(EXTRACTED DATA):
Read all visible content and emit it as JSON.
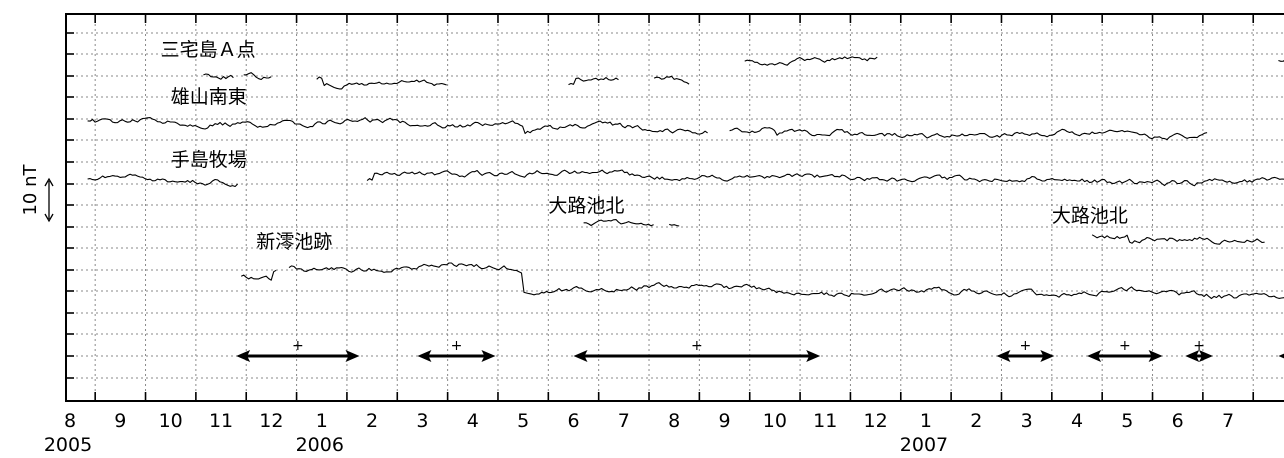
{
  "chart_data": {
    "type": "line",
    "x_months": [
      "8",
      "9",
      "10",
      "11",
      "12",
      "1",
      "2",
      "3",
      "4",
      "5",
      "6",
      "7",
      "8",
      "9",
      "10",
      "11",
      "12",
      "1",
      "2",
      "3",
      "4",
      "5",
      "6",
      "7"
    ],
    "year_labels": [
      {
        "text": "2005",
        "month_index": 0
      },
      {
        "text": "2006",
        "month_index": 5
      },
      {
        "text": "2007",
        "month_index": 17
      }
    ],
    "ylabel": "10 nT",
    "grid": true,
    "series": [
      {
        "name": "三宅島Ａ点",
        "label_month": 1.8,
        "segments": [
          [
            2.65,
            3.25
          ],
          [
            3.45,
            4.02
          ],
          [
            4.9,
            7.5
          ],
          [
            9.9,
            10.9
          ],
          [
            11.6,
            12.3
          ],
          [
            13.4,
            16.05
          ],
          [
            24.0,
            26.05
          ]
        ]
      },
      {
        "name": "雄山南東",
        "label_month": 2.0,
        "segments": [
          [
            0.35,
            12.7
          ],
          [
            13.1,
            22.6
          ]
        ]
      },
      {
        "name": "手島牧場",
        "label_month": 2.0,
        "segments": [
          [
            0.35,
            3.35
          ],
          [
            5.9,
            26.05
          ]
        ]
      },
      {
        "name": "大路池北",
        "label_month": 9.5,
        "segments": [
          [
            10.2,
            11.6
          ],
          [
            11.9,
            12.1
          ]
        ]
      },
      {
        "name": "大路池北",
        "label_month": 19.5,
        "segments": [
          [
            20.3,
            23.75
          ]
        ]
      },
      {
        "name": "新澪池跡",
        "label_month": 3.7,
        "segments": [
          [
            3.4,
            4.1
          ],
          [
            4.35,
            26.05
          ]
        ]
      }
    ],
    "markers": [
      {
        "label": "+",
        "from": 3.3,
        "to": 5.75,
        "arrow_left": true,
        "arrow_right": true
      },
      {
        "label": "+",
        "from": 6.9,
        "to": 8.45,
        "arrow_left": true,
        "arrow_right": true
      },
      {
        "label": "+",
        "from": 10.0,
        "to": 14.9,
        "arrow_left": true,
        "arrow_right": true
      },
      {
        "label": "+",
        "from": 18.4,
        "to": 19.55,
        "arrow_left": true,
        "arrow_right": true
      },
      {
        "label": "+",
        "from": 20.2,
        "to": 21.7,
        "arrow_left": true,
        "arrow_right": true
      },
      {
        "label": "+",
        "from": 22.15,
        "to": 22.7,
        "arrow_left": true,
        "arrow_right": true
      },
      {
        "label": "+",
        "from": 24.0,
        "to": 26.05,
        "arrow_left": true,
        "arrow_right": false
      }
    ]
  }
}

(WHAT YOU SHOULD DO):
Above are entries; state the number of lines among them that contain "name", and nothing else.

(TASK SOLUTION):
6